* **GIVEN PROBLEM**
Pick out the lines below that contain the string "coverage" and copy them all.

* **SUPPLIED RECORDS**
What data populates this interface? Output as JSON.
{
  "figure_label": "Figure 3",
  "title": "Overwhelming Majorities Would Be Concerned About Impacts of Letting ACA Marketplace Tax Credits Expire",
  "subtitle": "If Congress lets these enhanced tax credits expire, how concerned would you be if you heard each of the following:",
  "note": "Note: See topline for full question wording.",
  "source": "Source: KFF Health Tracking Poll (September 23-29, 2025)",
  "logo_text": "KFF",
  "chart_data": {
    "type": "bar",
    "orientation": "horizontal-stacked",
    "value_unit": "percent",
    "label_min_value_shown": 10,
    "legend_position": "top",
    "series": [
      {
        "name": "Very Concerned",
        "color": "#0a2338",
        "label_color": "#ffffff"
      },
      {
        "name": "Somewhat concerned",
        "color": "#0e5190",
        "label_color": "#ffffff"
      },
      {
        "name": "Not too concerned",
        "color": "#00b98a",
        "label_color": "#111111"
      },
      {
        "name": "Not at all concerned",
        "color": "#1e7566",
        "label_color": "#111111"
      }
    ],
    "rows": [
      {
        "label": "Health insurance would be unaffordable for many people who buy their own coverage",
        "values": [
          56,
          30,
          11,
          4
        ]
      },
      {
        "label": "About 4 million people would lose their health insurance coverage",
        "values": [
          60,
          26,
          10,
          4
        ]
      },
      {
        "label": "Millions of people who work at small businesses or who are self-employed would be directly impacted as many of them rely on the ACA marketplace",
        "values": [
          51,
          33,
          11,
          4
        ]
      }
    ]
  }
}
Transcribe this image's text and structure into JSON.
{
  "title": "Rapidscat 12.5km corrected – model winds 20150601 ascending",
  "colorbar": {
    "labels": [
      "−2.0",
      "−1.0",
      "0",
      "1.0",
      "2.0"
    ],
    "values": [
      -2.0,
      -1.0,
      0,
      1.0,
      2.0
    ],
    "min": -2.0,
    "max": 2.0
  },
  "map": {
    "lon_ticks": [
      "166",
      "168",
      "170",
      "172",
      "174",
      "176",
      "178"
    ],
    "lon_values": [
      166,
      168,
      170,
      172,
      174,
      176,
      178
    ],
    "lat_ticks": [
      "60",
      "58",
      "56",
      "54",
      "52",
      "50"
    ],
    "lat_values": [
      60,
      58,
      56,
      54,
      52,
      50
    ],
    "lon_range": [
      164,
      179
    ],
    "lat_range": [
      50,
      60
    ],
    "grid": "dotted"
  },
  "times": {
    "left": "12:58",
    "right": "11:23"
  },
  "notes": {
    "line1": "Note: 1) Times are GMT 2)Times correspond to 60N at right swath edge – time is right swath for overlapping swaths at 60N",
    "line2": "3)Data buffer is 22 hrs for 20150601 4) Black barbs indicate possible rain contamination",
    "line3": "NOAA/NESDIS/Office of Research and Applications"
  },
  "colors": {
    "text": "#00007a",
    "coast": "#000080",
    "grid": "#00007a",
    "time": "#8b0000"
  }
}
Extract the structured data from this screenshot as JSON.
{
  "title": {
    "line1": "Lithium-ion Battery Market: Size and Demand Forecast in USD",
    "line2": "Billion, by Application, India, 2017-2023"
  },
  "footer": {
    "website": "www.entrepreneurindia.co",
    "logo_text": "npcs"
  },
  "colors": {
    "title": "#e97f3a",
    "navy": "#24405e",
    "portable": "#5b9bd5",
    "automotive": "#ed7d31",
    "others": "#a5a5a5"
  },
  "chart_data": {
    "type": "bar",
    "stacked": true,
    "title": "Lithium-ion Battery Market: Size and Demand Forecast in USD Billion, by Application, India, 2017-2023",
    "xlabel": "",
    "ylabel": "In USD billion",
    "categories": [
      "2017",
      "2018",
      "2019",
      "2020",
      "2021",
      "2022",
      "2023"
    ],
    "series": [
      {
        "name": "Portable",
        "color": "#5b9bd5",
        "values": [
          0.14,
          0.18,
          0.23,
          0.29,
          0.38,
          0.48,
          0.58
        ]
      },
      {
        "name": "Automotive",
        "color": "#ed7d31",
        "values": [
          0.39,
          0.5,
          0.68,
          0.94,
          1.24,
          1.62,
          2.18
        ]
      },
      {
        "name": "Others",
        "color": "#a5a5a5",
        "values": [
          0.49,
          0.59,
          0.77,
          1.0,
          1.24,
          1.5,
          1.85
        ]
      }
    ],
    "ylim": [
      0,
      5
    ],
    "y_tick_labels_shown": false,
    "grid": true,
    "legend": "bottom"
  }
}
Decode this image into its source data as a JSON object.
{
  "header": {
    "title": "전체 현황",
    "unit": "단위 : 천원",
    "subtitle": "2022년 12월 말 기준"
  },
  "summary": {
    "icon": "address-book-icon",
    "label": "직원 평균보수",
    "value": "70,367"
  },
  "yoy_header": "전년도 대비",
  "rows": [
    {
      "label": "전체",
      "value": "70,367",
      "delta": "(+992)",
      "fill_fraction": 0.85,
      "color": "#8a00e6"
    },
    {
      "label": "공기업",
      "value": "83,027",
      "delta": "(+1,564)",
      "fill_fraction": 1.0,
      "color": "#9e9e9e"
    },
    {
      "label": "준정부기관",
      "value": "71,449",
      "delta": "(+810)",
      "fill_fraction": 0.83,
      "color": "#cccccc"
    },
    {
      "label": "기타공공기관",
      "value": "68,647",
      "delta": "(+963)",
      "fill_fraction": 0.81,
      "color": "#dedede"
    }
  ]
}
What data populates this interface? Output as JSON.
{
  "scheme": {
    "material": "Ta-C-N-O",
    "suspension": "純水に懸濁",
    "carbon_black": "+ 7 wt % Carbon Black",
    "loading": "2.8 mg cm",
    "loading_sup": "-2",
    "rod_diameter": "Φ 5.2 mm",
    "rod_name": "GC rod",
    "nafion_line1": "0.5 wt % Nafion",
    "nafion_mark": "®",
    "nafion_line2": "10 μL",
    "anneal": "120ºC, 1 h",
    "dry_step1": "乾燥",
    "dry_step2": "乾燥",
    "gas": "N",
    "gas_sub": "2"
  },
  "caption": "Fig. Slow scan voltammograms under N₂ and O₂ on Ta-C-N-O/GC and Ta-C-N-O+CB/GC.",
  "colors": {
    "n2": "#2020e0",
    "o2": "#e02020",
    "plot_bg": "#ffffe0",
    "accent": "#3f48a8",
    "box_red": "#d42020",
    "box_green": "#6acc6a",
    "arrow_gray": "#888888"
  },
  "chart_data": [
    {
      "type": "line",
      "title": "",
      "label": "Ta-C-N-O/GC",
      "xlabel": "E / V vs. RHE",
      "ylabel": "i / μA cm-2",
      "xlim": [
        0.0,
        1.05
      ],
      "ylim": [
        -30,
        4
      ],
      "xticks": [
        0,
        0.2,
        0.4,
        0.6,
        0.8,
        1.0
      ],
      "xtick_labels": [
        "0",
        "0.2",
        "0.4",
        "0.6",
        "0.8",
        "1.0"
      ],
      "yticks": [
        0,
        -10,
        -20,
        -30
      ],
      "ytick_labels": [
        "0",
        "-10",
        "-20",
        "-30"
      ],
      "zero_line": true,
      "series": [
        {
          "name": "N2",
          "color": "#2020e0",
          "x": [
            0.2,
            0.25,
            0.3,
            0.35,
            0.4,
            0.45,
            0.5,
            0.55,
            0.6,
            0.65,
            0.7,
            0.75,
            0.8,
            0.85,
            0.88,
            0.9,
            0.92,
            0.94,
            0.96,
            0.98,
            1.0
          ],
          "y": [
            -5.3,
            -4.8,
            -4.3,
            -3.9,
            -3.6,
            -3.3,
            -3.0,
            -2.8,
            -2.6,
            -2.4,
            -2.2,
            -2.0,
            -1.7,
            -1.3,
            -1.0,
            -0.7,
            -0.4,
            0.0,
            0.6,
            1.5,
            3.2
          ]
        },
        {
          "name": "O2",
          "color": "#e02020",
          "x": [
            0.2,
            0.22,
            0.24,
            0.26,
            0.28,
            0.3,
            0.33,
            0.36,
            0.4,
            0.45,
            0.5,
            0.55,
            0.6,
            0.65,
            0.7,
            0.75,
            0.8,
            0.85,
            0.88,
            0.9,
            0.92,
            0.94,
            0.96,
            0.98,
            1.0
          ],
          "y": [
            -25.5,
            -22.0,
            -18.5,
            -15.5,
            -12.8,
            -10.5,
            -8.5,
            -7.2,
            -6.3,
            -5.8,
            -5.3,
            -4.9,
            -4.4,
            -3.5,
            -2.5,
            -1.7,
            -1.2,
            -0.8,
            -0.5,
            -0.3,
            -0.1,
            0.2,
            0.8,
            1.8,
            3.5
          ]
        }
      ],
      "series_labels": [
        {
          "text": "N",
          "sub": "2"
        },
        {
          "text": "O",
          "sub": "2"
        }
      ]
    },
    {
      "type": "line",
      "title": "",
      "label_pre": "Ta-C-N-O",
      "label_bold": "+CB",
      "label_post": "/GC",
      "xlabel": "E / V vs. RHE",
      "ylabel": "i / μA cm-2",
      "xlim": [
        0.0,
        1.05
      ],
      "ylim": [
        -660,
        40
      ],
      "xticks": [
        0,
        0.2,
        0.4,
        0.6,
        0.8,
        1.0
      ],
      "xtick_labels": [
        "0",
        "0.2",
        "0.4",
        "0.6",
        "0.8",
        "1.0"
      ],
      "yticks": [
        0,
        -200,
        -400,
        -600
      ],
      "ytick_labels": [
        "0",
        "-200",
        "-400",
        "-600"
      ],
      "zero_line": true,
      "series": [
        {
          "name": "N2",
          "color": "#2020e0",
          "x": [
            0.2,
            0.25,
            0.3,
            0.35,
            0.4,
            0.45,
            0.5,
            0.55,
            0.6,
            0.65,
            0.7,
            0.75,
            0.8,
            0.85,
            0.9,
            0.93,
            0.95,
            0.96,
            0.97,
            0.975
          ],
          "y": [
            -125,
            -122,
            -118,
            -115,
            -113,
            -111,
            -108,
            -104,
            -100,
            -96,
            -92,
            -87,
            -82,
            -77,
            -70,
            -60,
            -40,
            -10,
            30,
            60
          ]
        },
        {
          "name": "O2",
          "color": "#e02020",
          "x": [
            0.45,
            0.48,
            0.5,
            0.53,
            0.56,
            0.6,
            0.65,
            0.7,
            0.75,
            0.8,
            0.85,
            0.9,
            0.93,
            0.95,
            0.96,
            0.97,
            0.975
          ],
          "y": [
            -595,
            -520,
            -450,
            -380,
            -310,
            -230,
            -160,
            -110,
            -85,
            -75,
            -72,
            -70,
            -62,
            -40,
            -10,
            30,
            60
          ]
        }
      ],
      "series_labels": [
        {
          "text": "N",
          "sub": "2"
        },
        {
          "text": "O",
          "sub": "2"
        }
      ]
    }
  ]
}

* **FINISHED TASK**
        "label": "Health insurance would be unaffordable for many people who buy their own coverage",
        "label": "About 4 million people would lose their health insurance coverage",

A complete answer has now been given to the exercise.